▶ _TASK GOAL_
All of the material below is to be repeated exactly.

>> start PROVIDED DATA

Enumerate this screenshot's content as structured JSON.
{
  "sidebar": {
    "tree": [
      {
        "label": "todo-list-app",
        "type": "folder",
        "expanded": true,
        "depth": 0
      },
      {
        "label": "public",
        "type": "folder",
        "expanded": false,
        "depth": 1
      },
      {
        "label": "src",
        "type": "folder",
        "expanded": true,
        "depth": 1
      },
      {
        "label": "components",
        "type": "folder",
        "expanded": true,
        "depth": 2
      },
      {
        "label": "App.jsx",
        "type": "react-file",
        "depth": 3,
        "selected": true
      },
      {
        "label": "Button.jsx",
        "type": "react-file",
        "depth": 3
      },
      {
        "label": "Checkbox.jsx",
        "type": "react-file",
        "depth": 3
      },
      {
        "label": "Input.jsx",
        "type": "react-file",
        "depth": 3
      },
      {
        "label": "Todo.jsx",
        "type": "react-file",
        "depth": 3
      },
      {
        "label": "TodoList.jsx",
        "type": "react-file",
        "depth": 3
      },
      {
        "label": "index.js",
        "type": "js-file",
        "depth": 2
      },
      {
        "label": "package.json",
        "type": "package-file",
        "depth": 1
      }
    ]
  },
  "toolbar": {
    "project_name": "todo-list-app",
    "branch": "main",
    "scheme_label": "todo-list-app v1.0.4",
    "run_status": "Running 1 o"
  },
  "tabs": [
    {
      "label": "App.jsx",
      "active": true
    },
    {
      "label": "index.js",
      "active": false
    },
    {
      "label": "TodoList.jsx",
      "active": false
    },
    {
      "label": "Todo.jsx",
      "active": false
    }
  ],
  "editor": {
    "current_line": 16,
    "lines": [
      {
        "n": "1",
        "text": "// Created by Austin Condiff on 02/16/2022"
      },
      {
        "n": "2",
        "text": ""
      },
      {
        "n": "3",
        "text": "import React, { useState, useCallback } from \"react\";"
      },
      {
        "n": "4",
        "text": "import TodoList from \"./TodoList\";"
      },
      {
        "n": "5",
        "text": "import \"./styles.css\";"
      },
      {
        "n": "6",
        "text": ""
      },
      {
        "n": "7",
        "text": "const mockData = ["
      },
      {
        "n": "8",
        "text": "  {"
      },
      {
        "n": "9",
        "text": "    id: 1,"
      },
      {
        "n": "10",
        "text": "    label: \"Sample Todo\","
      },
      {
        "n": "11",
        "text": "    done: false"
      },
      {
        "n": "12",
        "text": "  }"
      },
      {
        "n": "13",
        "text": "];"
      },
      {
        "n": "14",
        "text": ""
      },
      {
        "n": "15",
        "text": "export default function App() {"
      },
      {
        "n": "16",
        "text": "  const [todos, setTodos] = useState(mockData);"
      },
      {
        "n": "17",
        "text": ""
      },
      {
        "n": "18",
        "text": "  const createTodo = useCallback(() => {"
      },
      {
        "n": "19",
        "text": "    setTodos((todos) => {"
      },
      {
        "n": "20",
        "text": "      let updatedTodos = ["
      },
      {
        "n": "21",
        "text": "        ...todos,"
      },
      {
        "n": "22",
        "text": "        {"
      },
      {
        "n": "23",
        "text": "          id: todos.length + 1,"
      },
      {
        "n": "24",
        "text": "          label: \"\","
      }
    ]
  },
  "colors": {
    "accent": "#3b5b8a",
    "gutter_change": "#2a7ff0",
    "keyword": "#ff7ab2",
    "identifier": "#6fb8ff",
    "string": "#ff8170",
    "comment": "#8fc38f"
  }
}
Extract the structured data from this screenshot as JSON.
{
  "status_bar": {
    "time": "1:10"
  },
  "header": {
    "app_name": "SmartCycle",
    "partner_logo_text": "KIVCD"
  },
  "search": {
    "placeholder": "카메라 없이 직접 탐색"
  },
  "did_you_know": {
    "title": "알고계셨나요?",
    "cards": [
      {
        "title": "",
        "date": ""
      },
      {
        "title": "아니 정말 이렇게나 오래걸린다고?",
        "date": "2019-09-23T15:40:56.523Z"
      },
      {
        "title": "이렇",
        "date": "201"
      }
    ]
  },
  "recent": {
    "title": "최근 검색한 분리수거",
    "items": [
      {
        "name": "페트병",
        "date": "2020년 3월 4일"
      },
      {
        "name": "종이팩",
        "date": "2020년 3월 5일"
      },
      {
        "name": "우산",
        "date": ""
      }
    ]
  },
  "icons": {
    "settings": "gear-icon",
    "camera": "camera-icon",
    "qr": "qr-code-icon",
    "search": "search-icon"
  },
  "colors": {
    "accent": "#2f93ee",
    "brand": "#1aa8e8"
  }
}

>> end PROVIDED DATA

▶ _TASK ANSWER_
Enumerate this screenshot's content as structured JSON.
{
  "sidebar": {
    "tree": [
      {
        "label": "todo-list-app",
        "type": "folder",
        "expanded": true,
        "depth": 0
      },
      {
        "label": "public",
        "type": "folder",
        "expanded": false,
        "depth": 1
      },
      {
        "label": "src",
        "type": "folder",
        "expanded": true,
        "depth": 1
      },
      {
        "label": "components",
        "type": "folder",
        "expanded": true,
        "depth": 2
      },
      {
        "label": "App.jsx",
        "type": "react-file",
        "depth": 3,
        "selected": true
      },
      {
        "label": "Button.jsx",
        "type": "react-file",
        "depth": 3
      },
      {
        "label": "Checkbox.jsx",
        "type": "react-file",
        "depth": 3
      },
      {
        "label": "Input.jsx",
        "type": "react-file",
        "depth": 3
      },
      {
        "label": "Todo.jsx",
        "type": "react-file",
        "depth": 3
      },
      {
        "label": "TodoList.jsx",
        "type": "react-file",
        "depth": 3
      },
      {
        "label": "index.js",
        "type": "js-file",
        "depth": 2
      },
      {
        "label": "package.json",
        "type": "package-file",
        "depth": 1
      }
    ]
  },
  "toolbar": {
    "project_name": "todo-list-app",
    "branch": "main",
    "scheme_label": "todo-list-app v1.0.4",
    "run_status": "Running 1 o"
  },
  "tabs": [
    {
      "label": "App.jsx",
      "active": true
    },
    {
      "label": "index.js",
      "active": false
    },
    {
      "label": "TodoList.jsx",
      "active": false
    },
    {
      "label": "Todo.jsx",
      "active": false
    }
  ],
  "editor": {
    "current_line": 16,
    "lines": [
      {
        "n": "1",
        "text": "// Created by Austin Condiff on 02/16/2022"
      },
      {
        "n": "2",
        "text": ""
      },
      {
        "n": "3",
        "text": "import React, { useState, useCallback } from \"react\";"
      },
      {
        "n": "4",
        "text": "import TodoList from \"./TodoList\";"
      },
      {
        "n": "5",
        "text": "import \"./styles.css\";"
      },
      {
        "n": "6",
        "text": ""
      },
      {
        "n": "7",
        "text": "const mockData = ["
      },
      {
        "n": "8",
        "text": "  {"
      },
      {
        "n": "9",
        "text": "    id: 1,"
      },
      {
        "n": "10",
        "text": "    label: \"Sample Todo\","
      },
      {
        "n": "11",
        "text": "    done: false"
      },
      {
        "n": "12",
        "text": "  }"
      },
      {
        "n": "13",
        "text": "];"
      },
      {
        "n": "14",
        "text": ""
      },
      {
        "n": "15",
        "text": "export default function App() {"
      },
      {
        "n": "16",
        "text": "  const [todos, setTodos] = useState(mockData);"
      },
      {
        "n": "17",
        "text": ""
      },
      {
        "n": "18",
        "text": "  const createTodo = useCallback(() => {"
      },
      {
        "n": "19",
        "text": "    setTodos((todos) => {"
      },
      {
        "n": "20",
        "text": "      let updatedTodos = ["
      },
      {
        "n": "21",
        "text": "        ...todos,"
      },
      {
        "n": "22",
        "text": "        {"
      },
      {
        "n": "23",
        "text": "          id: todos.length + 1,"
      },
      {
        "n": "24",
        "text": "          label: \"\","
      }
    ]
  },
  "colors": {
    "accent": "#3b5b8a",
    "gutter_change": "#2a7ff0",
    "keyword": "#ff7ab2",
    "identifier": "#6fb8ff",
    "string": "#ff8170",
    "comment": "#8fc38f"
  }
}
Extract the structured data from this screenshot as JSON.
{
  "status_bar": {
    "time": "1:10"
  },
  "header": {
    "app_name": "SmartCycle",
    "partner_logo_text": "KIVCD"
  },
  "search": {
    "placeholder": "카메라 없이 직접 탐색"
  },
  "did_you_know": {
    "title": "알고계셨나요?",
    "cards": [
      {
        "title": "",
        "date": ""
      },
      {
        "title": "아니 정말 이렇게나 오래걸린다고?",
        "date": "2019-09-23T15:40:56.523Z"
      },
      {
        "title": "이렇",
        "date": "201"
      }
    ]
  },
  "recent": {
    "title": "최근 검색한 분리수거",
    "items": [
      {
        "name": "페트병",
        "date": "2020년 3월 4일"
      },
      {
        "name": "종이팩",
        "date": "2020년 3월 5일"
      },
      {
        "name": "우산",
        "date": ""
      }
    ]
  },
  "icons": {
    "settings": "gear-icon",
    "camera": "camera-icon",
    "qr": "qr-code-icon",
    "search": "search-icon"
  },
  "colors": {
    "accent": "#2f93ee",
    "brand": "#1aa8e8"
  }
}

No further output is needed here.